--- Set task ---
Among the entries, which lines carry the string "Altezza"? Copy each of them.

--- Supplied material ---
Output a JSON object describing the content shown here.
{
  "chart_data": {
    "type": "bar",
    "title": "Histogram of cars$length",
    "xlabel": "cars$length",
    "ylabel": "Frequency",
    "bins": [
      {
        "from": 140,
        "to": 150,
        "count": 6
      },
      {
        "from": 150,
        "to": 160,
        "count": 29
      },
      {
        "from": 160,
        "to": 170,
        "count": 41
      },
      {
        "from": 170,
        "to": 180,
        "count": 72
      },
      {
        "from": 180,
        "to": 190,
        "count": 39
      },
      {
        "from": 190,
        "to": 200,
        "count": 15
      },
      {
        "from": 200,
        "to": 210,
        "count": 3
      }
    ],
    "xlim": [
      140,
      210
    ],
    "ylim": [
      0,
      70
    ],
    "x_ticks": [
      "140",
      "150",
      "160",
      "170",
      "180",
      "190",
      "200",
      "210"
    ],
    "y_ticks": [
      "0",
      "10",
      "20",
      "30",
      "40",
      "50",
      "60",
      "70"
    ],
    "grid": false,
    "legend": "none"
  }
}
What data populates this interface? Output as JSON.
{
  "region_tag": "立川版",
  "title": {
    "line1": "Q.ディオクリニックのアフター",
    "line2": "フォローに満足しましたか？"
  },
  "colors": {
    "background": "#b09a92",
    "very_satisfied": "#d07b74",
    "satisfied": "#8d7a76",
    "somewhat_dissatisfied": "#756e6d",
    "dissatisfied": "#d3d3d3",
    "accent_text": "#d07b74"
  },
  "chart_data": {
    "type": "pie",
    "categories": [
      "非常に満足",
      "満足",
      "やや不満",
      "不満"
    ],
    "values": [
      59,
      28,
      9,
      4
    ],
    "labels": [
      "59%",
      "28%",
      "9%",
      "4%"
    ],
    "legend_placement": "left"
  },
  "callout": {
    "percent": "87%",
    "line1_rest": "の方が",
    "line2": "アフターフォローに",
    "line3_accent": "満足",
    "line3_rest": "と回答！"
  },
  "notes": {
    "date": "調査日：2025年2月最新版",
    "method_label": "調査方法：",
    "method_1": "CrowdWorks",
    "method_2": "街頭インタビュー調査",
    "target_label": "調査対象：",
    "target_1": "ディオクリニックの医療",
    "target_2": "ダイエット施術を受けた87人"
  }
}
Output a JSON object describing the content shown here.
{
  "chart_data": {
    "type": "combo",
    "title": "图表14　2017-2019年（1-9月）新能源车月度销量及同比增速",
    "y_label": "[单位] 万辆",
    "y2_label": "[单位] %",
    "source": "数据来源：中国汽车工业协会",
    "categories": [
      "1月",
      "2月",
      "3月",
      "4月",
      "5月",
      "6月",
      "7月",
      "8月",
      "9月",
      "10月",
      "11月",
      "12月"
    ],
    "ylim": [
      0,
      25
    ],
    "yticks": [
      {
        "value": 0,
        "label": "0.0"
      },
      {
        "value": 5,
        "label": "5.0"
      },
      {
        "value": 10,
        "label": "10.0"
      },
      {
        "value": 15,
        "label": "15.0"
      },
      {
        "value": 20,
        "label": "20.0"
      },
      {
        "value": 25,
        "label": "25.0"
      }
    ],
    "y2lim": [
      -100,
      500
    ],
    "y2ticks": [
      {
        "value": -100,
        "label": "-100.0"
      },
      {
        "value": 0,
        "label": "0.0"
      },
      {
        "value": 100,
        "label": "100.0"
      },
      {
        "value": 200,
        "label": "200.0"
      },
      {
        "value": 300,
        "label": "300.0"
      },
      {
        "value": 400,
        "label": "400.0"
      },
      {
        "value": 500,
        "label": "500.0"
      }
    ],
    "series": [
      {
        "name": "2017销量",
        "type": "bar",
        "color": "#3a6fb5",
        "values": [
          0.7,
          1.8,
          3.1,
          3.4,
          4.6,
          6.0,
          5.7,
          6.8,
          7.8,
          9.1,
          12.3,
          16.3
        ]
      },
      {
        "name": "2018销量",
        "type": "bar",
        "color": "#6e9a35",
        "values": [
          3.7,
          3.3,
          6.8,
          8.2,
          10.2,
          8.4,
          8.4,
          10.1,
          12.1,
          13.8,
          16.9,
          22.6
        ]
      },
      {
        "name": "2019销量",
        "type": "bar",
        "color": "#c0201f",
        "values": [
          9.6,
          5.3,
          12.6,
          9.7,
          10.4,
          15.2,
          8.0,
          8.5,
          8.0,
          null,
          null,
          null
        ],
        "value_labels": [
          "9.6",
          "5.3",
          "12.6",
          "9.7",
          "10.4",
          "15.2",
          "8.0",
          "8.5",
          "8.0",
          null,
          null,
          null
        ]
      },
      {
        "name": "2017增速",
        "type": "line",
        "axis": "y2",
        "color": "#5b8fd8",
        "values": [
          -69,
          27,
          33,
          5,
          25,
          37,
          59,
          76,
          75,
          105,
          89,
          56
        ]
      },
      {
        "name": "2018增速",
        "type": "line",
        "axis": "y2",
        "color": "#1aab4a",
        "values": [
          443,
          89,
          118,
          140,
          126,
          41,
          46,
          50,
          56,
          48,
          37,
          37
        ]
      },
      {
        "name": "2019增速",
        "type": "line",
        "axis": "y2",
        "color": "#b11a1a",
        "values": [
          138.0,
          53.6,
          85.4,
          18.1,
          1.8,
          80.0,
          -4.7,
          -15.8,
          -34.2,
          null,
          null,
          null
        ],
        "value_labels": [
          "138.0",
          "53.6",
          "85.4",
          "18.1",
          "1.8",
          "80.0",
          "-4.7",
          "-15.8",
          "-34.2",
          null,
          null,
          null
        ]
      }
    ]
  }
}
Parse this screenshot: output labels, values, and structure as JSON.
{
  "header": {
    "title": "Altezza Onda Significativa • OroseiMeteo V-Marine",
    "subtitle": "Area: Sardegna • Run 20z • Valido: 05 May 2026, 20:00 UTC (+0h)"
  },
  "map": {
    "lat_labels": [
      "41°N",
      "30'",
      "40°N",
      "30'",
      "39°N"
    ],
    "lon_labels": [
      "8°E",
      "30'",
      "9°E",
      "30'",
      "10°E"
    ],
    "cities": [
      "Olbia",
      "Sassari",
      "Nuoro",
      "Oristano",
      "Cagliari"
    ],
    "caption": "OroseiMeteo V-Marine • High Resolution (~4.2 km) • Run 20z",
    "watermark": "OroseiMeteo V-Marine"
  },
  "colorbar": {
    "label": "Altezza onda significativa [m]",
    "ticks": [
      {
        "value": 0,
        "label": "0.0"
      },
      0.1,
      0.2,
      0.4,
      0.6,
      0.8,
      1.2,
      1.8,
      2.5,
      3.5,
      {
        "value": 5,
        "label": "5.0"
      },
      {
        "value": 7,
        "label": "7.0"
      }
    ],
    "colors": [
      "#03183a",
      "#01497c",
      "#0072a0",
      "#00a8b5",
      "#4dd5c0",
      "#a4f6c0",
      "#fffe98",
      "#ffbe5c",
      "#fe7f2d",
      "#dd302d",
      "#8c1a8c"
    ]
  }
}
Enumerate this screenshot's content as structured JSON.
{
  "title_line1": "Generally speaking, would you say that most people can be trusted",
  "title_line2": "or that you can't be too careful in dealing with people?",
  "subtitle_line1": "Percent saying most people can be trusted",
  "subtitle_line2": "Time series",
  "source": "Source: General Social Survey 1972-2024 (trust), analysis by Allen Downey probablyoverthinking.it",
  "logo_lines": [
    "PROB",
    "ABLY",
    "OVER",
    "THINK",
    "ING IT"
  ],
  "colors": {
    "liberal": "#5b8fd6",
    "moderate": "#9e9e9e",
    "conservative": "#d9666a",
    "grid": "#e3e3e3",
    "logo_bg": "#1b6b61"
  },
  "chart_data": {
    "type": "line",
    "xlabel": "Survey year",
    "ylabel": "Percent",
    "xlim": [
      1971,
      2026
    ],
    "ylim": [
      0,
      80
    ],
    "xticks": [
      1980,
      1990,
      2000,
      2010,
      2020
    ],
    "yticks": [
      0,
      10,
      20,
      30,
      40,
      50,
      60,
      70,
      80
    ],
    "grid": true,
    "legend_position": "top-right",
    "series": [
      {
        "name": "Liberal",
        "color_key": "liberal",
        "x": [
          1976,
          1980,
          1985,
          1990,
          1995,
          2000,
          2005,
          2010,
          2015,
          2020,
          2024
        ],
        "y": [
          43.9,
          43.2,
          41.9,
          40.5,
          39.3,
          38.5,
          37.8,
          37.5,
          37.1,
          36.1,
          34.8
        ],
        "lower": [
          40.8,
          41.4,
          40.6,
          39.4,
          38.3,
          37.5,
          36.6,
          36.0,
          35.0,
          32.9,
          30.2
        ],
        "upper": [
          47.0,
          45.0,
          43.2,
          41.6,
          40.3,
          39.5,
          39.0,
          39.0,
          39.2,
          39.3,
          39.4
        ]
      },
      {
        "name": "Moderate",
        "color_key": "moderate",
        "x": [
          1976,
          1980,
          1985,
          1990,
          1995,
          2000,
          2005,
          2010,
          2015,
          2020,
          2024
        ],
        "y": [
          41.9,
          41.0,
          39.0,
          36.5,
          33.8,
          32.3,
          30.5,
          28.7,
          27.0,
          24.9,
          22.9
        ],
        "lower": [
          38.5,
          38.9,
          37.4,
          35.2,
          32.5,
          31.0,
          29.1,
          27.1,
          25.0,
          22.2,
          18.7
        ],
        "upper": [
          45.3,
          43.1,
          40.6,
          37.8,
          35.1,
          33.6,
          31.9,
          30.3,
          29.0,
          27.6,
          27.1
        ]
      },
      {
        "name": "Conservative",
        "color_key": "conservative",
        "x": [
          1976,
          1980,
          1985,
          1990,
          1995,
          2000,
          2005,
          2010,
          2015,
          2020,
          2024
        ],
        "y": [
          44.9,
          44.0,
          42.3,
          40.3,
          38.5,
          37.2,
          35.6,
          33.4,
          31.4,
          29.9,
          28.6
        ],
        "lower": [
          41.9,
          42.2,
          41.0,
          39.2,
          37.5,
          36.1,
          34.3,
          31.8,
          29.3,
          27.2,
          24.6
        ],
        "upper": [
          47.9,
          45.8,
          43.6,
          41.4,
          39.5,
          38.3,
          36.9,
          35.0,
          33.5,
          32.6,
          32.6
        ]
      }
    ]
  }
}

--- Solution to the problem ---
    "title": "Altezza Onda Significativa • OroseiMeteo V-Marine",
    "label": "Altezza onda significativa [m]",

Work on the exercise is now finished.